[Raw records]
****************************************
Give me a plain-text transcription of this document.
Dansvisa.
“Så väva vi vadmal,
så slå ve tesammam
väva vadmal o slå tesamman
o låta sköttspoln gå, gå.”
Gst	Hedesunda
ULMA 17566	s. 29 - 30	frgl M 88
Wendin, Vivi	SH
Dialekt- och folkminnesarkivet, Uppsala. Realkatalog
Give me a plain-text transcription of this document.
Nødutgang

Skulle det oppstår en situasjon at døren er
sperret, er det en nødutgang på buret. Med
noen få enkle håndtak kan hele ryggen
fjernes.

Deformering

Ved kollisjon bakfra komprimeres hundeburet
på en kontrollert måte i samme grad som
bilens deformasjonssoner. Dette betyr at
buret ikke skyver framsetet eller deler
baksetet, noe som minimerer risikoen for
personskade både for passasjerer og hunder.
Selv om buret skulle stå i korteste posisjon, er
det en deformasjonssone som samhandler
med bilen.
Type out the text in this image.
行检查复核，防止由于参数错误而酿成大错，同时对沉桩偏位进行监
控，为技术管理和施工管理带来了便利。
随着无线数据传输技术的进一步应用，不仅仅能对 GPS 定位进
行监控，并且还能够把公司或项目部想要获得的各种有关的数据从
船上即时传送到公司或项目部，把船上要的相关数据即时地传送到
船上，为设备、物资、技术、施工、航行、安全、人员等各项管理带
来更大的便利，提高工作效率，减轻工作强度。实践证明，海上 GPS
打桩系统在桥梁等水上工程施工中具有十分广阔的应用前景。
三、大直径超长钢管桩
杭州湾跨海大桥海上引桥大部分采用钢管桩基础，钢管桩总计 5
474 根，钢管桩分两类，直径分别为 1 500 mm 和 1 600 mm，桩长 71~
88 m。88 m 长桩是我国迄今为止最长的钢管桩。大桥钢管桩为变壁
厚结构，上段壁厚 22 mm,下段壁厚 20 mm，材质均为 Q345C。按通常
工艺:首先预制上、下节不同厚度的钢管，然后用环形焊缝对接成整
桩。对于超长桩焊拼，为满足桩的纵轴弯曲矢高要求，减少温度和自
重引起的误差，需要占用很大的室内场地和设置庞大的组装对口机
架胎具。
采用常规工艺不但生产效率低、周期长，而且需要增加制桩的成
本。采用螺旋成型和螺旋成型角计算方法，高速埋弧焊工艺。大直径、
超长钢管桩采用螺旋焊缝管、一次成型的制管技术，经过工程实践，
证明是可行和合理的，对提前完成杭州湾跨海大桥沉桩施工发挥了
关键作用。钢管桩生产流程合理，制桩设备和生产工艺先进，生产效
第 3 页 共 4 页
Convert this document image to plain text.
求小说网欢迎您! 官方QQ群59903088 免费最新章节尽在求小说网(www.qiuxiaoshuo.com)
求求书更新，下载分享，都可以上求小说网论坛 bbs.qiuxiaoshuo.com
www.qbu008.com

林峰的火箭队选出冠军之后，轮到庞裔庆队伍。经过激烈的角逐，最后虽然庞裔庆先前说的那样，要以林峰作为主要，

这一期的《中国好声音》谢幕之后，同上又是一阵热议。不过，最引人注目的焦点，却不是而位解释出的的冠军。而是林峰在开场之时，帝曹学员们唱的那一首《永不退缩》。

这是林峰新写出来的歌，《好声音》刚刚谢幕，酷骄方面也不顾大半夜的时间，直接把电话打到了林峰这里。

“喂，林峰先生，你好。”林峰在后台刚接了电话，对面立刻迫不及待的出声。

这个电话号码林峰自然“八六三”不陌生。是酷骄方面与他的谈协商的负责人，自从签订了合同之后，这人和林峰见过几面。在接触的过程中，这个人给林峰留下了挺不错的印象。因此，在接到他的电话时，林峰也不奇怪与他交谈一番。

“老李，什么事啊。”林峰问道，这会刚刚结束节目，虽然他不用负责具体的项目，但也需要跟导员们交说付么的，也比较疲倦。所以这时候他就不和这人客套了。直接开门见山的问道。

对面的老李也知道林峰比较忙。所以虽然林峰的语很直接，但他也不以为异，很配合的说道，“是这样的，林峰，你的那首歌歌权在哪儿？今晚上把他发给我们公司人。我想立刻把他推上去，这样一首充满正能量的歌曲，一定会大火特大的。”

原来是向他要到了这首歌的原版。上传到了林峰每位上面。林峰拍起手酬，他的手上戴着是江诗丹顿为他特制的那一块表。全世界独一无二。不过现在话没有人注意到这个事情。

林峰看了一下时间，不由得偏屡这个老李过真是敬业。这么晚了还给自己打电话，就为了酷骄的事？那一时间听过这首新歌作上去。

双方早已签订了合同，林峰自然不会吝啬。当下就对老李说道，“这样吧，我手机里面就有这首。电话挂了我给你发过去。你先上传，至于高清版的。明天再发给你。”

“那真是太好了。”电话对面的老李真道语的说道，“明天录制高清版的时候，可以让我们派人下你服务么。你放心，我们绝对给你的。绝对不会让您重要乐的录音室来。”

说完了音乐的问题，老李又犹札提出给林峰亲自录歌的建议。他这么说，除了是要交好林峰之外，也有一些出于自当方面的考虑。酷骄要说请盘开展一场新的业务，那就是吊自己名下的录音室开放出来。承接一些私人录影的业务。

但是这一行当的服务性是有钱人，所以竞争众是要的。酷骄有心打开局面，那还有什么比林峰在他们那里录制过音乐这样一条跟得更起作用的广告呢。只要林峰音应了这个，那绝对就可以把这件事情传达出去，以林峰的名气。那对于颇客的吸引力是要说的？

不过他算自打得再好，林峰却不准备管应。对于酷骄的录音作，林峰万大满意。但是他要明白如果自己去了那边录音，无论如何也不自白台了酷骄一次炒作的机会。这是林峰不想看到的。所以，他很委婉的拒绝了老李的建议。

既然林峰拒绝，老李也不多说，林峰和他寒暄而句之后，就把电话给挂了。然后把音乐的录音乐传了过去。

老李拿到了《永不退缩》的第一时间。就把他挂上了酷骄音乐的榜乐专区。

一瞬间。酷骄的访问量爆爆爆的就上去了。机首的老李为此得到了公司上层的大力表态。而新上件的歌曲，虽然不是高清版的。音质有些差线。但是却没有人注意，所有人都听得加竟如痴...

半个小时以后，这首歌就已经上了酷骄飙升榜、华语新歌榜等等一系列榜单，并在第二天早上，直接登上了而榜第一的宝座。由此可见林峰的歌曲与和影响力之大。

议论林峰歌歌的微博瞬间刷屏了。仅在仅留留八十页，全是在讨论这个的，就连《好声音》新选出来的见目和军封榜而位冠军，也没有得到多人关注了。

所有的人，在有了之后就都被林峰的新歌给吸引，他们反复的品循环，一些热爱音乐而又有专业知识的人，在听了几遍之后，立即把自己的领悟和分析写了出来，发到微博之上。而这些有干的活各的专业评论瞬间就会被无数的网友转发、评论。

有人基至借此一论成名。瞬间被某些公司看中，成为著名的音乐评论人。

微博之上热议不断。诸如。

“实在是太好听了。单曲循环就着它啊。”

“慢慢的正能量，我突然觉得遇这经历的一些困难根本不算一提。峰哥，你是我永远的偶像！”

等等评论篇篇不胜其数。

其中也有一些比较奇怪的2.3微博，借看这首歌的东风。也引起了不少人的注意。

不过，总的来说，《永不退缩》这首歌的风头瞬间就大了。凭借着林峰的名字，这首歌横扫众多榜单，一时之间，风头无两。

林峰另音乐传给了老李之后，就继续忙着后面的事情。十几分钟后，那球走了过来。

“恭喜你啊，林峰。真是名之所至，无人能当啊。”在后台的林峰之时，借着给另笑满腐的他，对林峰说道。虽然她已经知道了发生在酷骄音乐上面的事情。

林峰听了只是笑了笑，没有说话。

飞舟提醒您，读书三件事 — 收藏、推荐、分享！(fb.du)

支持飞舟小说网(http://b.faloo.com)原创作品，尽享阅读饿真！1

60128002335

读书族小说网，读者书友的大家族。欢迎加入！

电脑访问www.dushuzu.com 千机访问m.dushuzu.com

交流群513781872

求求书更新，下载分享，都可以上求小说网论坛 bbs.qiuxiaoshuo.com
****************************************
[WHAT IS BEING ASKED] Which lines contain "väva"? Show each of them.

[ANSWER TO THIS PROBLEM]
“Så väva vi vadmal,
väva vadmal o slå tesamman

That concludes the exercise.